- TASK DETAILS -
Reproduce the closing part of the entries exactly: the line with "Convert this document image to plain text." and all lines after it, ending with the last line, and nothing else.

- TASK DATA -
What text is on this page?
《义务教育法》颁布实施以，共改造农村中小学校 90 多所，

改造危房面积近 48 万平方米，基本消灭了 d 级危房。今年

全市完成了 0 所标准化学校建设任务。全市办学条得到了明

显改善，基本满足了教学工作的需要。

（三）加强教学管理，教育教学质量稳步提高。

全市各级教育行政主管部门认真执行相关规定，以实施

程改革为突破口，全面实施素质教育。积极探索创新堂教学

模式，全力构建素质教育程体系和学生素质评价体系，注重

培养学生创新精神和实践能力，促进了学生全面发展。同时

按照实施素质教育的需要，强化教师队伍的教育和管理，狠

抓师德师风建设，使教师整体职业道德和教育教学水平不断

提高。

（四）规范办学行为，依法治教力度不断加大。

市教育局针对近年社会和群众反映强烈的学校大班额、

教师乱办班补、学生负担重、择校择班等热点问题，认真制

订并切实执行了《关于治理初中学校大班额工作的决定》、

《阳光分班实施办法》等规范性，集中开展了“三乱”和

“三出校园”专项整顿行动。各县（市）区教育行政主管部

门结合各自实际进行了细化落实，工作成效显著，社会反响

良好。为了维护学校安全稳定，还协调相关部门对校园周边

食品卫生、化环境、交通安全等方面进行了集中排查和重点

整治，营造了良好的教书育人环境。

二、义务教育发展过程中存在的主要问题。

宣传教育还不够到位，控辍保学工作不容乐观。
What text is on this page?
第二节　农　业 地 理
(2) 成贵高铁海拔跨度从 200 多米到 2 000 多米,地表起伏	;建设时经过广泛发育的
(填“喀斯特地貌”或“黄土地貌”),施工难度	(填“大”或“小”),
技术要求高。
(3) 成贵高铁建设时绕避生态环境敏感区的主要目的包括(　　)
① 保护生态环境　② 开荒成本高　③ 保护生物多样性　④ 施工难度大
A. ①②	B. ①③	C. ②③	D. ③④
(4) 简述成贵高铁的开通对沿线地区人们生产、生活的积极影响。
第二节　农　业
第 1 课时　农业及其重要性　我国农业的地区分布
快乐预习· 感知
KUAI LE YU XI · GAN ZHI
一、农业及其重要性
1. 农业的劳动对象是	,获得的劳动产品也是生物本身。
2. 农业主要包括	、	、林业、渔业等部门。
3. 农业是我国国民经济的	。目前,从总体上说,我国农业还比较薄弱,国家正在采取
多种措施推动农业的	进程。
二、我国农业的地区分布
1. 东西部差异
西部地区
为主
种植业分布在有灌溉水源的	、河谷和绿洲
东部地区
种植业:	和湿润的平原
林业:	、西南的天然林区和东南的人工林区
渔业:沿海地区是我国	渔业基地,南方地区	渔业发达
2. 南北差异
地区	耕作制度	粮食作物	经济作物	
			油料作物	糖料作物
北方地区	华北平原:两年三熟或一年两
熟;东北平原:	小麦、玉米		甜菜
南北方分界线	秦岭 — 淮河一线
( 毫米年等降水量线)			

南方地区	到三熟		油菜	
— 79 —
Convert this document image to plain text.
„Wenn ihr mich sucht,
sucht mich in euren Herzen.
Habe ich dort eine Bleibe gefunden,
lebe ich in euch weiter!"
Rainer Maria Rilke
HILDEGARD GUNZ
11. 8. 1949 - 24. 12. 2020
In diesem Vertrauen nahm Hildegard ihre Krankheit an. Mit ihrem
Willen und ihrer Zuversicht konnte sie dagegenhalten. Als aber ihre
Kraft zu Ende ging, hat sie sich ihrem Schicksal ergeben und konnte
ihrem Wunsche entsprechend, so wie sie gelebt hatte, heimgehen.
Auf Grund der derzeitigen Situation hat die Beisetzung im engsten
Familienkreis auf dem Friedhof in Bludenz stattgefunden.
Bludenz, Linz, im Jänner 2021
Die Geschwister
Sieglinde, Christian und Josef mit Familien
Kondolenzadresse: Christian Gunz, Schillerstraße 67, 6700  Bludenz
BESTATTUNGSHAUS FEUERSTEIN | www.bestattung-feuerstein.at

- EXERCISE OUTPUT -
Convert this document image to plain text.
„Wenn ihr mich sucht,
sucht mich in euren Herzen.
Habe ich dort eine Bleibe gefunden,
lebe ich in euch weiter!"
Rainer Maria Rilke
HILDEGARD GUNZ
11. 8. 1949 - 24. 12. 2020
In diesem Vertrauen nahm Hildegard ihre Krankheit an. Mit ihrem
Willen und ihrer Zuversicht konnte sie dagegenhalten. Als aber ihre
Kraft zu Ende ging, hat sie sich ihrem Schicksal ergeben und konnte
ihrem Wunsche entsprechend, so wie sie gelebt hatte, heimgehen.
Auf Grund der derzeitigen Situation hat die Beisetzung im engsten
Familienkreis auf dem Friedhof in Bludenz stattgefunden.
Bludenz, Linz, im Jänner 2021
Die Geschwister
Sieglinde, Christian und Josef mit Familien
Kondolenzadresse: Christian Gunz, Schillerstraße 67, 6700  Bludenz
BESTATTUNGSHAUS FEUERSTEIN | www.bestattung-feuerstein.at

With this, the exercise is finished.